SHORT TASK
Output all records precisely as written.

┌─ DATA SHOWN

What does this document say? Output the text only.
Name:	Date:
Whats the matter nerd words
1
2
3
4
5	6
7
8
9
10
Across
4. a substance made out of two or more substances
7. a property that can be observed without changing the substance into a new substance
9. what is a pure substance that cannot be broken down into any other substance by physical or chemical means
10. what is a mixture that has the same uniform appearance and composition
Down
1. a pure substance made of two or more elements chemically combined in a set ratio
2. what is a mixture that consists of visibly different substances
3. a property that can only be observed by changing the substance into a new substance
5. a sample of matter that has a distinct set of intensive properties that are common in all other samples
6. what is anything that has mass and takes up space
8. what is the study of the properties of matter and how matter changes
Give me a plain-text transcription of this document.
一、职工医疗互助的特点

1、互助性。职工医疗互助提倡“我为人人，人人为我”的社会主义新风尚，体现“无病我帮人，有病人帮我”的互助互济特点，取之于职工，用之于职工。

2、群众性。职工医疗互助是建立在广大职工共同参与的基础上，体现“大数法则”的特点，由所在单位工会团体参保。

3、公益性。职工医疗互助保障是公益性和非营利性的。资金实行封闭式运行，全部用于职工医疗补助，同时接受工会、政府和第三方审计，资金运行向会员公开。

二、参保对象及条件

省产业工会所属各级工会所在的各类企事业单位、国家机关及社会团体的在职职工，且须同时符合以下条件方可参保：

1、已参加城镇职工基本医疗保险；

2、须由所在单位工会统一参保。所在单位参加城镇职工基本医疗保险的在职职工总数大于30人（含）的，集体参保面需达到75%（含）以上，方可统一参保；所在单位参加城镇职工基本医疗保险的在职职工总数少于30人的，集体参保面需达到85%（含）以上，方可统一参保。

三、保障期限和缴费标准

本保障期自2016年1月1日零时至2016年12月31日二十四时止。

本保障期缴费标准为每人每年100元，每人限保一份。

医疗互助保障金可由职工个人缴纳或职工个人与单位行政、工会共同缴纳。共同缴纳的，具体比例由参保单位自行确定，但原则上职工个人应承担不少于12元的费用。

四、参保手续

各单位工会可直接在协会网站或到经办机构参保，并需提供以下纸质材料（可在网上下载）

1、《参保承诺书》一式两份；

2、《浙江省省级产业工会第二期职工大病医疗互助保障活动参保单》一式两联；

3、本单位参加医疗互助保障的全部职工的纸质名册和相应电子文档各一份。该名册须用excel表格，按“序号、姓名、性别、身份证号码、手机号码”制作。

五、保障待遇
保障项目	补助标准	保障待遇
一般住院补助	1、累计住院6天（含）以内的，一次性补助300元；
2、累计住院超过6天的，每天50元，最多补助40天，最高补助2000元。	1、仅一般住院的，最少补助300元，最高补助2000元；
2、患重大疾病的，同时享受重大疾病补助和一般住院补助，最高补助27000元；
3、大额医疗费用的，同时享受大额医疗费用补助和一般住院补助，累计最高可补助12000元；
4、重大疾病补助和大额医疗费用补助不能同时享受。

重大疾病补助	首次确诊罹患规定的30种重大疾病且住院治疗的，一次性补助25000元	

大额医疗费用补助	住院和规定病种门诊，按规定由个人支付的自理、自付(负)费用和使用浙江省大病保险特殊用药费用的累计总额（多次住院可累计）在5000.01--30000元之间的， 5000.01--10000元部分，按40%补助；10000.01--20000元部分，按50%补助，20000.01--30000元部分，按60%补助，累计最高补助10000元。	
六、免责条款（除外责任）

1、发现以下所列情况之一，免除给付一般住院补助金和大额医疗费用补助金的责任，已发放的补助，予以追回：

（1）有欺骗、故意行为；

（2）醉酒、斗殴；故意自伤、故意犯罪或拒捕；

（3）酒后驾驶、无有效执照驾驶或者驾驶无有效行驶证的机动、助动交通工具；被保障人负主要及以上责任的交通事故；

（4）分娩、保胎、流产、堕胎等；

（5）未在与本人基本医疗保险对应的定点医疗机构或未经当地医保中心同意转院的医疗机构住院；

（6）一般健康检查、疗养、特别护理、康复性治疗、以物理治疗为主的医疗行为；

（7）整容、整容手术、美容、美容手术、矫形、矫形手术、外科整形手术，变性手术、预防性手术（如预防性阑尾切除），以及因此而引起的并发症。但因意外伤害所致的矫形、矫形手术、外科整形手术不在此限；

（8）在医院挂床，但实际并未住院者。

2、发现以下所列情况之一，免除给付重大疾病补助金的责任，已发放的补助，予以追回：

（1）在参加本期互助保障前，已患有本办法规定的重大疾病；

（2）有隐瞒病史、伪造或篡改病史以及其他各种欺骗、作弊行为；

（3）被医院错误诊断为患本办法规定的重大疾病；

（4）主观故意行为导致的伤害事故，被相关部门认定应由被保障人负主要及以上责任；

└─

EXERCISE RESULT
What does this document say? Output the text only.
Name:	Date:
Whats the matter nerd words
1
2
3
4
5	6
7
8
9
10
Across
4. a substance made out of two or more substances
7. a property that can be observed without changing the substance into a new substance
9. what is a pure substance that cannot be broken down into any other substance by physical or chemical means
10. what is a mixture that has the same uniform appearance and composition
Down
1. a pure substance made of two or more elements chemically combined in a set ratio
2. what is a mixture that consists of visibly different substances
3. a property that can only be observed by changing the substance into a new substance
5. a sample of matter that has a distinct set of intensive properties that are common in all other samples
6. what is anything that has mass and takes up space
8. what is the study of the properties of matter and how matter changes
Give me a plain-text transcription of this document.
一、职工医疗互助的特点

1、互助性。职工医疗互助提倡“我为人人，人人为我”的社会主义新风尚，体现“无病我帮人，有病人帮我”的互助互济特点，取之于职工，用之于职工。

2、群众性。职工医疗互助是建立在广大职工共同参与的基础上，体现“大数法则”的特点，由所在单位工会团体参保。

3、公益性。职工医疗互助保障是公益性和非营利性的。资金实行封闭式运行，全部用于职工医疗补助，同时接受工会、政府和第三方审计，资金运行向会员公开。

二、参保对象及条件

省产业工会所属各级工会所在的各类企事业单位、国家机关及社会团体的在职职工，且须同时符合以下条件方可参保：

1、已参加城镇职工基本医疗保险；

2、须由所在单位工会统一参保。所在单位参加城镇职工基本医疗保险的在职职工总数大于30人（含）的，集体参保面需达到75%（含）以上，方可统一参保；所在单位参加城镇职工基本医疗保险的在职职工总数少于30人的，集体参保面需达到85%（含）以上，方可统一参保。

三、保障期限和缴费标准

本保障期自2016年1月1日零时至2016年12月31日二十四时止。

本保障期缴费标准为每人每年100元，每人限保一份。

医疗互助保障金可由职工个人缴纳或职工个人与单位行政、工会共同缴纳。共同缴纳的，具体比例由参保单位自行确定，但原则上职工个人应承担不少于12元的费用。

四、参保手续

各单位工会可直接在协会网站或到经办机构参保，并需提供以下纸质材料（可在网上下载）

1、《参保承诺书》一式两份；

2、《浙江省省级产业工会第二期职工大病医疗互助保障活动参保单》一式两联；

3、本单位参加医疗互助保障的全部职工的纸质名册和相应电子文档各一份。该名册须用excel表格，按“序号、姓名、性别、身份证号码、手机号码”制作。

五、保障待遇
保障项目	补助标准	保障待遇
一般住院补助	1、累计住院6天（含）以内的，一次性补助300元；
2、累计住院超过6天的，每天50元，最多补助40天，最高补助2000元。	1、仅一般住院的，最少补助300元，最高补助2000元；
2、患重大疾病的，同时享受重大疾病补助和一般住院补助，最高补助27000元；
3、大额医疗费用的，同时享受大额医疗费用补助和一般住院补助，累计最高可补助12000元；
4、重大疾病补助和大额医疗费用补助不能同时享受。

重大疾病补助	首次确诊罹患规定的30种重大疾病且住院治疗的，一次性补助25000元	

大额医疗费用补助	住院和规定病种门诊，按规定由个人支付的自理、自付(负)费用和使用浙江省大病保险特殊用药费用的累计总额（多次住院可累计）在5000.01--30000元之间的， 5000.01--10000元部分，按40%补助；10000.01--20000元部分，按50%补助，20000.01--30000元部分，按60%补助，累计最高补助10000元。	
六、免责条款（除外责任）

1、发现以下所列情况之一，免除给付一般住院补助金和大额医疗费用补助金的责任，已发放的补助，予以追回：

（1）有欺骗、故意行为；

（2）醉酒、斗殴；故意自伤、故意犯罪或拒捕；

（3）酒后驾驶、无有效执照驾驶或者驾驶无有效行驶证的机动、助动交通工具；被保障人负主要及以上责任的交通事故；

（4）分娩、保胎、流产、堕胎等；

（5）未在与本人基本医疗保险对应的定点医疗机构或未经当地医保中心同意转院的医疗机构住院；

（6）一般健康检查、疗养、特别护理、康复性治疗、以物理治疗为主的医疗行为；

（7）整容、整容手术、美容、美容手术、矫形、矫形手术、外科整形手术，变性手术、预防性手术（如预防性阑尾切除），以及因此而引起的并发症。但因意外伤害所致的矫形、矫形手术、外科整形手术不在此限；

（8）在医院挂床，但实际并未住院者。

2、发现以下所列情况之一，免除给付重大疾病补助金的责任，已发放的补助，予以追回：

（1）在参加本期互助保障前，已患有本办法规定的重大疾病；

（2）有隐瞒病史、伪造或篡改病史以及其他各种欺骗、作弊行为；

（3）被医院错误诊断为患本办法规定的重大疾病；

（4）主观故意行为导致的伤害事故，被相关部门认定应由被保障人负主要及以上责任；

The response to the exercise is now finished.